(AVAILABLE RECORDS)

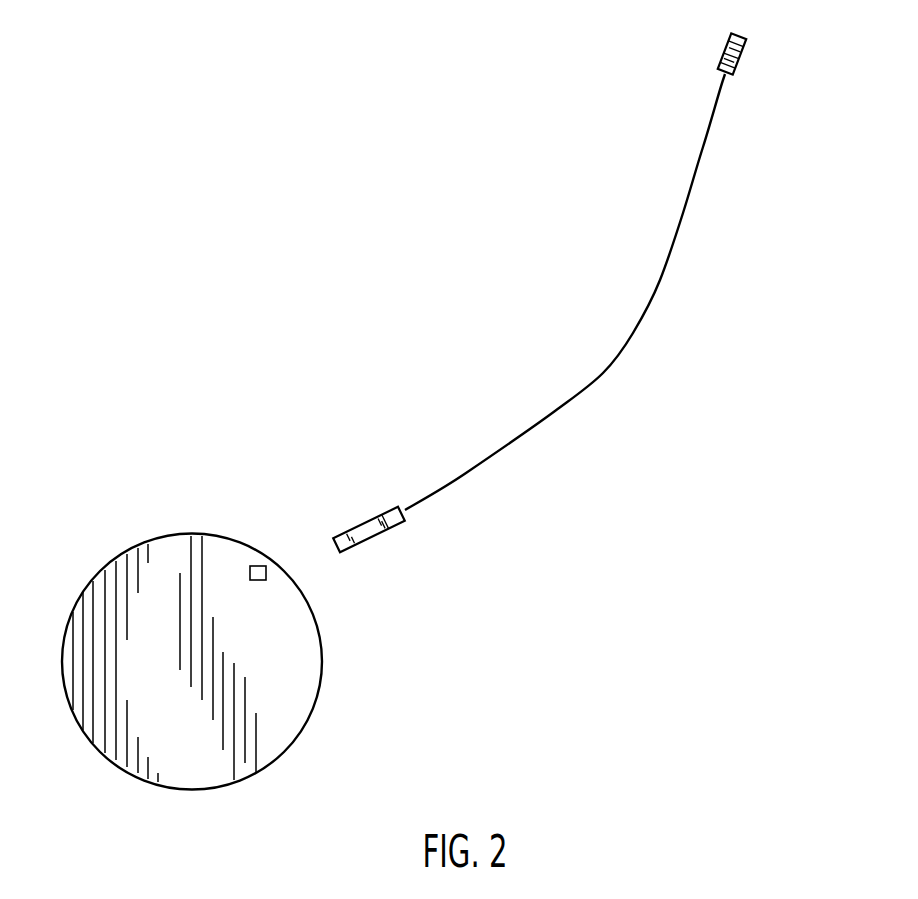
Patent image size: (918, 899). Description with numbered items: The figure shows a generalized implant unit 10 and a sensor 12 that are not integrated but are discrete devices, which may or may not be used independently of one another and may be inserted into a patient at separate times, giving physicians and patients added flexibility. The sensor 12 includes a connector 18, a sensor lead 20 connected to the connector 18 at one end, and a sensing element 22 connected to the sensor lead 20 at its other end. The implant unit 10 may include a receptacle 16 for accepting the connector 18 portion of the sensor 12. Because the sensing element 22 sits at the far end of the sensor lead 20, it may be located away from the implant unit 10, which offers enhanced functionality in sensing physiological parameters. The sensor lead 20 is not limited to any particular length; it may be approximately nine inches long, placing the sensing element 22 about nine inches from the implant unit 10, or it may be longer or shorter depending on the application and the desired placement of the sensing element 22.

The implant unit 10 is at (328, 694).
The sensor 12 is at (626, 506).
The receptacle 16 is at (250, 568).
The connector 18 is at (363, 520).
The sensor lead 20 is at (600, 377).
The sensing element 22 is at (740, 58).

(End AVAILABLE RECORDS)

* [ACTION ITEM]
Excluding pictures, print all lines above exactly.

* [ANSWER TO THIS PROBLEM]
Patent image size: (918, 899). Description with numbered items: The figure shows a generalized implant unit 10 and a sensor 12 that are not integrated but are discrete devices, which may or may not be used independently of one another and may be inserted into a patient at separate times, giving physicians and patients added flexibility. The sensor 12 includes a connector 18, a sensor lead 20 connected to the connector 18 at one end, and a sensing element 22 connected to the sensor lead 20 at its other end. The implant unit 10 may include a receptacle 16 for accepting the connector 18 portion of the sensor 12. Because the sensing element 22 sits at the far end of the sensor lead 20, it may be located away from the implant unit 10, which offers enhanced functionality in sensing physiological parameters. The sensor lead 20 is not limited to any particular length; it may be approximately nine inches long, placing the sensing element 22 about nine inches from the implant unit 10, or it may be longer or shorter depending on the application and the desired placement of the sensing element 22.

The implant unit 10 is at (328, 694).
The sensor 12 is at (626, 506).
The receptacle 16 is at (250, 568).
The connector 18 is at (363, 520).
The sensor lead 20 is at (600, 377).
The sensing element 22 is at (740, 58).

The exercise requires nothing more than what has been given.